(Entries with figure data)

==================================================

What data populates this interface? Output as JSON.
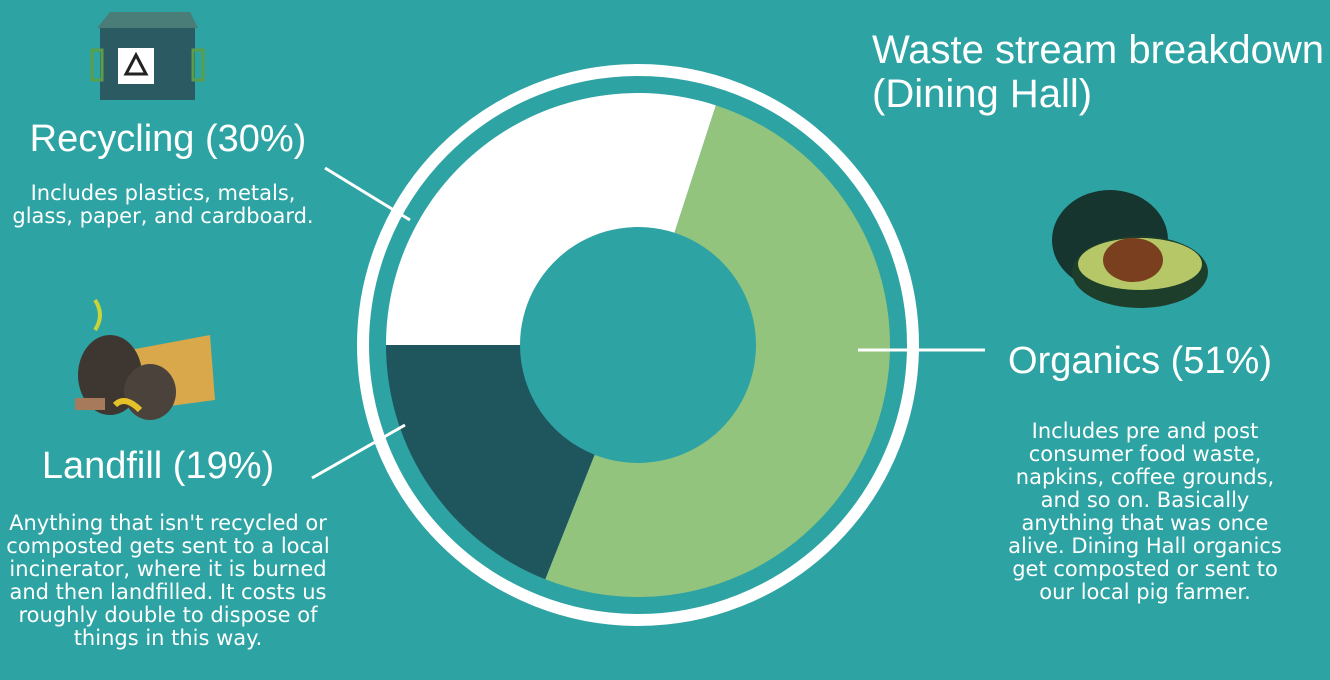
{
  "chart_data": {
    "type": "donut",
    "title": "Waste stream breakdown (Dining Hall)",
    "categories": [
      "Recycling",
      "Organics",
      "Landfill"
    ],
    "values": [
      30,
      51,
      19
    ],
    "value_labels": [
      "Recycling (30%)",
      "Organics (51%)",
      "Landfill (19%)"
    ],
    "colors": [
      "#ffffff",
      "#93c47d",
      "#1f565e"
    ],
    "descriptions": [
      "Includes plastics, metals, glass, paper, and cardboard.",
      "Includes pre and post consumer food waste, napkins, coffee grounds, and so on. Basically anything that was once alive. Dining Hall organics get composted or sent to our local pig farmer.",
      "Anything that isn't recycled or composted gets sent to a local incinerator, where it is burned and then landfilled. It costs us roughly double to dispose of things in this way."
    ]
  }
}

==================================================

- **Goal**: Show every line from the entries above in which "Dining" appears.

- **Result of the exercise**:
    "title": "Waste stream breakdown (Dining Hall)",
      "Includes pre and post consumer food waste, napkins, coffee grounds, and so on. Basically anything that was once alive. Dining Hall organics get composted or sent to our local pig farmer.",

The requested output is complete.